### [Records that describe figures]
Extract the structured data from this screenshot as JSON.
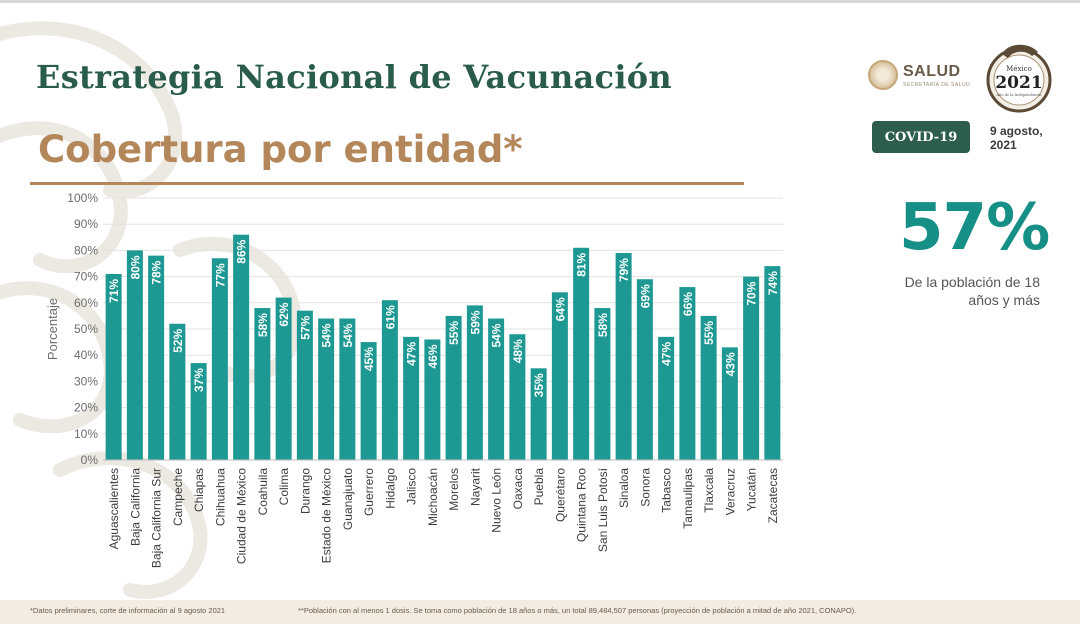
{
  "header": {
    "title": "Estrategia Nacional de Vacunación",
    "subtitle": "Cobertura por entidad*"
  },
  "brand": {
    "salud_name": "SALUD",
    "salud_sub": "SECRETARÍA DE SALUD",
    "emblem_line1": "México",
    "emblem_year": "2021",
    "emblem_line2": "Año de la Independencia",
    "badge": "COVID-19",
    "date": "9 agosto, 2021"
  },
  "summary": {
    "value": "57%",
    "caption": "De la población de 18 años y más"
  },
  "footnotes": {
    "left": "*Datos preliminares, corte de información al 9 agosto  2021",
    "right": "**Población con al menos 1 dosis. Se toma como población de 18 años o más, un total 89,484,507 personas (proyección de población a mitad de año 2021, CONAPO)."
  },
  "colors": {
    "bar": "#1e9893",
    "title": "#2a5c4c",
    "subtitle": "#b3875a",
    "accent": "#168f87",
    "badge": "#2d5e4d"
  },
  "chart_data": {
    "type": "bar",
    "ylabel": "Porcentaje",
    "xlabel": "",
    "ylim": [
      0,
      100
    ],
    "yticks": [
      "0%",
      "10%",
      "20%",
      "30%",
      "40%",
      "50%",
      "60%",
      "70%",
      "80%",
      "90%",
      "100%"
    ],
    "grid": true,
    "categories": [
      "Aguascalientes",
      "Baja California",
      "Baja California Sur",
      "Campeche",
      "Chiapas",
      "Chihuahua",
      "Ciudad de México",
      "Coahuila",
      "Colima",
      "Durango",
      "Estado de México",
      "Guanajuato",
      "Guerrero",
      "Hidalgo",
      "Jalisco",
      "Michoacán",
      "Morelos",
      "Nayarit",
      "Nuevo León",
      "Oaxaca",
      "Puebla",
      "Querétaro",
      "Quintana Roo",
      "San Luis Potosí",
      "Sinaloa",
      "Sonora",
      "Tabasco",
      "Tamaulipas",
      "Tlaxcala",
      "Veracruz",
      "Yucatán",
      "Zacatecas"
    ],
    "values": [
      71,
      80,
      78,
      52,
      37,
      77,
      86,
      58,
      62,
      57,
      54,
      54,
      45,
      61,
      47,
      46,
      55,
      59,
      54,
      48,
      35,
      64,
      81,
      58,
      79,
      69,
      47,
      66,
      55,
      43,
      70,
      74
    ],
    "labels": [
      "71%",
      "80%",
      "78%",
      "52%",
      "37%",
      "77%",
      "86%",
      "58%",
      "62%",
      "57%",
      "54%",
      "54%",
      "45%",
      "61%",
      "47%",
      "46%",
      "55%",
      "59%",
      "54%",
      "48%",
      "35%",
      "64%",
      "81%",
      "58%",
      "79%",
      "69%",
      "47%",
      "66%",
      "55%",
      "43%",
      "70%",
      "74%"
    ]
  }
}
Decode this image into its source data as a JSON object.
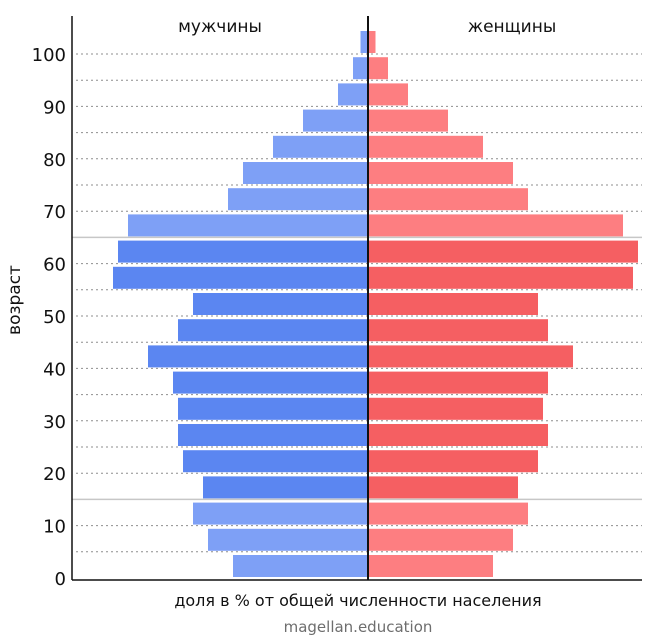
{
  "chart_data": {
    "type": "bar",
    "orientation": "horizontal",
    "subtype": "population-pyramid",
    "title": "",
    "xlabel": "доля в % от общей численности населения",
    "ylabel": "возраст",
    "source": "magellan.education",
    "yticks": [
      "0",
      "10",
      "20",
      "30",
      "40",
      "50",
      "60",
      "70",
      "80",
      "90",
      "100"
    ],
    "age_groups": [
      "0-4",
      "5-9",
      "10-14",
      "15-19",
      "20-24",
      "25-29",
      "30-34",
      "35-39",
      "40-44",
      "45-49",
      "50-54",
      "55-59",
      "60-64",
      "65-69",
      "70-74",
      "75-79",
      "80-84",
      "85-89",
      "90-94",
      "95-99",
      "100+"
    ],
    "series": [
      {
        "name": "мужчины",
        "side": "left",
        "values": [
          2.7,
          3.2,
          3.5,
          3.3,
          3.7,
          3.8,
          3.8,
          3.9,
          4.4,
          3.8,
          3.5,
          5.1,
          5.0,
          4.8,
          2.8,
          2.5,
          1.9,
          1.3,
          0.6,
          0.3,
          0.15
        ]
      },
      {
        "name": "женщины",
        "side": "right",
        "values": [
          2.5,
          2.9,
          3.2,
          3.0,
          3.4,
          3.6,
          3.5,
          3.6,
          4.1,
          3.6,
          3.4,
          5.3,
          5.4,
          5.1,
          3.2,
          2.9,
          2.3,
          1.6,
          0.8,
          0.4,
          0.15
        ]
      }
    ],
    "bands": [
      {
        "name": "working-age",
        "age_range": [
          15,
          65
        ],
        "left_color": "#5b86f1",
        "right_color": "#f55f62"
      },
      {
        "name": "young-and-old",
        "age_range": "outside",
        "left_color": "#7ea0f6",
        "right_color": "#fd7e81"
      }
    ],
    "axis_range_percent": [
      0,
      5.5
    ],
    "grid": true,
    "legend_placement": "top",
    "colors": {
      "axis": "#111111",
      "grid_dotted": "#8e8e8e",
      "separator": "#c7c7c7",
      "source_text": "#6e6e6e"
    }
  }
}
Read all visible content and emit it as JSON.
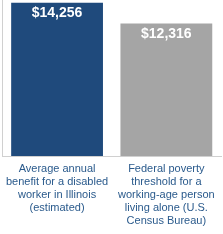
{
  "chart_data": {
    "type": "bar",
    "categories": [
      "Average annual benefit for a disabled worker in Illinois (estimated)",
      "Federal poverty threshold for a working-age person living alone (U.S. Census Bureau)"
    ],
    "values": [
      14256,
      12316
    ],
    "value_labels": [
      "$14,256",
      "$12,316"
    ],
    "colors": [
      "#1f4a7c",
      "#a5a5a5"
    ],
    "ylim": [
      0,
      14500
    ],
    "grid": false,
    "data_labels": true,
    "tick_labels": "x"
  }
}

### [TASK BRIEF]
Without the pictures, reproduce every line of the records above exactly.

### [WORKED SOLUTION]
Extract the structured data from this screenshot as JSON.
{
  "header": {
    "title": "Estrategia Nacional de Vacunación",
    "subtitle": "Cobertura por entidad*"
  },
  "brand": {
    "salud_name": "SALUD",
    "salud_sub": "SECRETARÍA DE SALUD",
    "emblem_line1": "México",
    "emblem_year": "2021",
    "emblem_line2": "Año de la Independencia",
    "badge": "COVID-19",
    "date": "9 agosto, 2021"
  },
  "summary": {
    "value": "57%",
    "caption": "De la población de 18 años y más"
  },
  "footnotes": {
    "left": "*Datos preliminares, corte de información al 9 agosto  2021",
    "right": "**Población con al menos 1 dosis. Se toma como población de 18 años o más, un total 89,484,507 personas (proyección de población a mitad de año 2021, CONAPO)."
  },
  "colors": {
    "bar": "#1e9893",
    "title": "#2a5c4c",
    "subtitle": "#b3875a",
    "accent": "#168f87",
    "badge": "#2d5e4d"
  },
  "chart_data": {
    "type": "bar",
    "ylabel": "Porcentaje",
    "xlabel": "",
    "ylim": [
      0,
      100
    ],
    "yticks": [
      "0%",
      "10%",
      "20%",
      "30%",
      "40%",
      "50%",
      "60%",
      "70%",
      "80%",
      "90%",
      "100%"
    ],
    "grid": true,
    "categories": [
      "Aguascalientes",
      "Baja California",
      "Baja California Sur",
      "Campeche",
      "Chiapas",
      "Chihuahua",
      "Ciudad de México",
      "Coahuila",
      "Colima",
      "Durango",
      "Estado de México",
      "Guanajuato",
      "Guerrero",
      "Hidalgo",
      "Jalisco",
      "Michoacán",
      "Morelos",
      "Nayarit",
      "Nuevo León",
      "Oaxaca",
      "Puebla",
      "Querétaro",
      "Quintana Roo",
      "San Luis Potosí",
      "Sinaloa",
      "Sonora",
      "Tabasco",
      "Tamaulipas",
      "Tlaxcala",
      "Veracruz",
      "Yucatán",
      "Zacatecas"
    ],
    "values": [
      71,
      80,
      78,
      52,
      37,
      77,
      86,
      58,
      62,
      57,
      54,
      54,
      45,
      61,
      47,
      46,
      55,
      59,
      54,
      48,
      35,
      64,
      81,
      58,
      79,
      69,
      47,
      66,
      55,
      43,
      70,
      74
    ],
    "labels": [
      "71%",
      "80%",
      "78%",
      "52%",
      "37%",
      "77%",
      "86%",
      "58%",
      "62%",
      "57%",
      "54%",
      "54%",
      "45%",
      "61%",
      "47%",
      "46%",
      "55%",
      "59%",
      "54%",
      "48%",
      "35%",
      "64%",
      "81%",
      "58%",
      "79%",
      "69%",
      "47%",
      "66%",
      "55%",
      "43%",
      "70%",
      "74%"
    ]
  }
}
Decode this image into its source data as a JSON object.
{
  "chart_data": {
    "type": "bar",
    "orientation": "horizontal",
    "subtype": "population-pyramid",
    "title": "",
    "xlabel": "доля в % от общей численности населения",
    "ylabel": "возраст",
    "source": "magellan.education",
    "yticks": [
      "0",
      "10",
      "20",
      "30",
      "40",
      "50",
      "60",
      "70",
      "80",
      "90",
      "100"
    ],
    "age_groups": [
      "0-4",
      "5-9",
      "10-14",
      "15-19",
      "20-24",
      "25-29",
      "30-34",
      "35-39",
      "40-44",
      "45-49",
      "50-54",
      "55-59",
      "60-64",
      "65-69",
      "70-74",
      "75-79",
      "80-84",
      "85-89",
      "90-94",
      "95-99",
      "100+"
    ],
    "series": [
      {
        "name": "мужчины",
        "side": "left",
        "values": [
          2.7,
          3.2,
          3.5,
          3.3,
          3.7,
          3.8,
          3.8,
          3.9,
          4.4,
          3.8,
          3.5,
          5.1,
          5.0,
          4.8,
          2.8,
          2.5,
          1.9,
          1.3,
          0.6,
          0.3,
          0.15
        ]
      },
      {
        "name": "женщины",
        "side": "right",
        "values": [
          2.5,
          2.9,
          3.2,
          3.0,
          3.4,
          3.6,
          3.5,
          3.6,
          4.1,
          3.6,
          3.4,
          5.3,
          5.4,
          5.1,
          3.2,
          2.9,
          2.3,
          1.6,
          0.8,
          0.4,
          0.15
        ]
      }
    ],
    "bands": [
      {
        "name": "working-age",
        "age_range": [
          15,
          65
        ],
        "left_color": "#5b86f1",
        "right_color": "#f55f62"
      },
      {
        "name": "young-and-old",
        "age_range": "outside",
        "left_color": "#7ea0f6",
        "right_color": "#fd7e81"
      }
    ],
    "axis_range_percent": [
      0,
      5.5
    ],
    "grid": true,
    "legend_placement": "top",
    "colors": {
      "axis": "#111111",
      "grid_dotted": "#8e8e8e",
      "separator": "#c7c7c7",
      "source_text": "#6e6e6e"
    }
  }
}
Read all visible content and emit it as JSON.
{
  "chart_data": {
    "type": "bar",
    "categories": [
      "Average annual benefit for a disabled worker in Illinois (estimated)",
      "Federal poverty threshold for a working-age person living alone (U.S. Census Bureau)"
    ],
    "values": [
      14256,
      12316
    ],
    "value_labels": [
      "$14,256",
      "$12,316"
    ],
    "colors": [
      "#1f4a7c",
      "#a5a5a5"
    ],
    "ylim": [
      0,
      14500
    ],
    "grid": false,
    "data_labels": true,
    "tick_labels": "x"
  }
}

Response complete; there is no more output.